= Written exercise =
Each record below must be returned exactly as shown.

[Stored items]
==*==
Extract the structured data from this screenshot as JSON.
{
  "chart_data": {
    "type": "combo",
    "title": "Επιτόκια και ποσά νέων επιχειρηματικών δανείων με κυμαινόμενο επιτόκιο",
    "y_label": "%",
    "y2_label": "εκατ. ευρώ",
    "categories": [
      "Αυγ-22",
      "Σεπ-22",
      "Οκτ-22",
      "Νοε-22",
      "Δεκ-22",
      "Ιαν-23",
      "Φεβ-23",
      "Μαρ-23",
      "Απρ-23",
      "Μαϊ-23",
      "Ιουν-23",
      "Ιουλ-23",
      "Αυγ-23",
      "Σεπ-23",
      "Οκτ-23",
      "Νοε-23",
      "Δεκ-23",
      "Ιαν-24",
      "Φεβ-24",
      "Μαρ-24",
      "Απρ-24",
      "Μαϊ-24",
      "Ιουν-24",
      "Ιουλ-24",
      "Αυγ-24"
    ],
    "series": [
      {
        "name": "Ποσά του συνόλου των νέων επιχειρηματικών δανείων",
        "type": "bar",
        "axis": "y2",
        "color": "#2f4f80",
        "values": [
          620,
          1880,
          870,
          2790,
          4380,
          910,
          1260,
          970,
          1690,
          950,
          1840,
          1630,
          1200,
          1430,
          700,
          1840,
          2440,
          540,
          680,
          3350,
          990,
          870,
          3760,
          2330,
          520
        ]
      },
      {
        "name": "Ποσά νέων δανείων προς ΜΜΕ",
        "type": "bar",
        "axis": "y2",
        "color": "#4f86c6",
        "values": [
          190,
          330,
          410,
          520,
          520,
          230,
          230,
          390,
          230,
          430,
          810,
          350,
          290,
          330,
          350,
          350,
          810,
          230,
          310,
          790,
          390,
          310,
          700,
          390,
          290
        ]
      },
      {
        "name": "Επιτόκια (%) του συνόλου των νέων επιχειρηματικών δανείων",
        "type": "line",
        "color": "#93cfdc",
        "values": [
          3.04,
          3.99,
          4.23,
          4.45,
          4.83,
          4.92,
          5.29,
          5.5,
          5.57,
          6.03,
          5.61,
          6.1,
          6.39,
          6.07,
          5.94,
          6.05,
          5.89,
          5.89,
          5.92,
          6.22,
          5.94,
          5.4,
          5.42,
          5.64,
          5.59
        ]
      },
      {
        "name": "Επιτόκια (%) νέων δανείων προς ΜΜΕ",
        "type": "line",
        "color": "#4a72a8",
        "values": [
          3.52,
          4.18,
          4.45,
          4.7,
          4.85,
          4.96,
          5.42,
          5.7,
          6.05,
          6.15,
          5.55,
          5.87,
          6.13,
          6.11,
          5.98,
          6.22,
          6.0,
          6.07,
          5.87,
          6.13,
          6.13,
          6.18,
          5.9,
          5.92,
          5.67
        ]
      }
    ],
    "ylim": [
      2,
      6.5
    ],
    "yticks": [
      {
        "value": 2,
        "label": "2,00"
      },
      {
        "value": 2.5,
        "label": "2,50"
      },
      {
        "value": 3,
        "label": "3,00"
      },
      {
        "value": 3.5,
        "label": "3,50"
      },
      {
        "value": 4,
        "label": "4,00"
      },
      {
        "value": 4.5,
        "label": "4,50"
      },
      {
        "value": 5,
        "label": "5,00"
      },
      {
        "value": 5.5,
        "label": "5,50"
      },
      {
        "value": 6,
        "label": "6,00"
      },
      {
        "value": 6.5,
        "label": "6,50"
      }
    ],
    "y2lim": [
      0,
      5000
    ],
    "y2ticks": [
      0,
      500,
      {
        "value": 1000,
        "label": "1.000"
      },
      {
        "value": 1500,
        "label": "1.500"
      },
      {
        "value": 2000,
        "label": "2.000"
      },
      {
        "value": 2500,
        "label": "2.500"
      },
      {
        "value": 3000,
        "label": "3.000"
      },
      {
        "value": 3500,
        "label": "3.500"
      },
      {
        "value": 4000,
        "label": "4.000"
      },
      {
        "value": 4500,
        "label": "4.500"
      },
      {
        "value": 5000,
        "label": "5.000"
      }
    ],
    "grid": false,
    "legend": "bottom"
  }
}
==*==
= Worked answer =
Extract the structured data from this screenshot as JSON.
{
  "chart_data": {
    "type": "combo",
    "title": "Επιτόκια και ποσά νέων επιχειρηματικών δανείων με κυμαινόμενο επιτόκιο",
    "y_label": "%",
    "y2_label": "εκατ. ευρώ",
    "categories": [
      "Αυγ-22",
      "Σεπ-22",
      "Οκτ-22",
      "Νοε-22",
      "Δεκ-22",
      "Ιαν-23",
      "Φεβ-23",
      "Μαρ-23",
      "Απρ-23",
      "Μαϊ-23",
      "Ιουν-23",
      "Ιουλ-23",
      "Αυγ-23",
      "Σεπ-23",
      "Οκτ-23",
      "Νοε-23",
      "Δεκ-23",
      "Ιαν-24",
      "Φεβ-24",
      "Μαρ-24",
      "Απρ-24",
      "Μαϊ-24",
      "Ιουν-24",
      "Ιουλ-24",
      "Αυγ-24"
    ],
    "series": [
      {
        "name": "Ποσά του συνόλου των νέων επιχειρηματικών δανείων",
        "type": "bar",
        "axis": "y2",
        "color": "#2f4f80",
        "values": [
          620,
          1880,
          870,
          2790,
          4380,
          910,
          1260,
          970,
          1690,
          950,
          1840,
          1630,
          1200,
          1430,
          700,
          1840,
          2440,
          540,
          680,
          3350,
          990,
          870,
          3760,
          2330,
          520
        ]
      },
      {
        "name": "Ποσά νέων δανείων προς ΜΜΕ",
        "type": "bar",
        "axis": "y2",
        "color": "#4f86c6",
        "values": [
          190,
          330,
          410,
          520,
          520,
          230,
          230,
          390,
          230,
          430,
          810,
          350,
          290,
          330,
          350,
          350,
          810,
          230,
          310,
          790,
          390,
          310,
          700,
          390,
          290
        ]
      },
      {
        "name": "Επιτόκια (%) του συνόλου των νέων επιχειρηματικών δανείων",
        "type": "line",
        "color": "#93cfdc",
        "values": [
          3.04,
          3.99,
          4.23,
          4.45,
          4.83,
          4.92,
          5.29,
          5.5,
          5.57,
          6.03,
          5.61,
          6.1,
          6.39,
          6.07,
          5.94,
          6.05,
          5.89,
          5.89,
          5.92,
          6.22,
          5.94,
          5.4,
          5.42,
          5.64,
          5.59
        ]
      },
      {
        "name": "Επιτόκια (%) νέων δανείων προς ΜΜΕ",
        "type": "line",
        "color": "#4a72a8",
        "values": [
          3.52,
          4.18,
          4.45,
          4.7,
          4.85,
          4.96,
          5.42,
          5.7,
          6.05,
          6.15,
          5.55,
          5.87,
          6.13,
          6.11,
          5.98,
          6.22,
          6.0,
          6.07,
          5.87,
          6.13,
          6.13,
          6.18,
          5.9,
          5.92,
          5.67
        ]
      }
    ],
    "ylim": [
      2,
      6.5
    ],
    "yticks": [
      {
        "value": 2,
        "label": "2,00"
      },
      {
        "value": 2.5,
        "label": "2,50"
      },
      {
        "value": 3,
        "label": "3,00"
      },
      {
        "value": 3.5,
        "label": "3,50"
      },
      {
        "value": 4,
        "label": "4,00"
      },
      {
        "value": 4.5,
        "label": "4,50"
      },
      {
        "value": 5,
        "label": "5,00"
      },
      {
        "value": 5.5,
        "label": "5,50"
      },
      {
        "value": 6,
        "label": "6,00"
      },
      {
        "value": 6.5,
        "label": "6,50"
      }
    ],
    "y2lim": [
      0,
      5000
    ],
    "y2ticks": [
      0,
      500,
      {
        "value": 1000,
        "label": "1.000"
      },
      {
        "value": 1500,
        "label": "1.500"
      },
      {
        "value": 2000,
        "label": "2.000"
      },
      {
        "value": 2500,
        "label": "2.500"
      },
      {
        "value": 3000,
        "label": "3.000"
      },
      {
        "value": 3500,
        "label": "3.500"
      },
      {
        "value": 4000,
        "label": "4.000"
      },
      {
        "value": 4500,
        "label": "4.500"
      },
      {
        "value": 5000,
        "label": "5.000"
      }
    ],
    "grid": false,
    "legend": "bottom"
  }
}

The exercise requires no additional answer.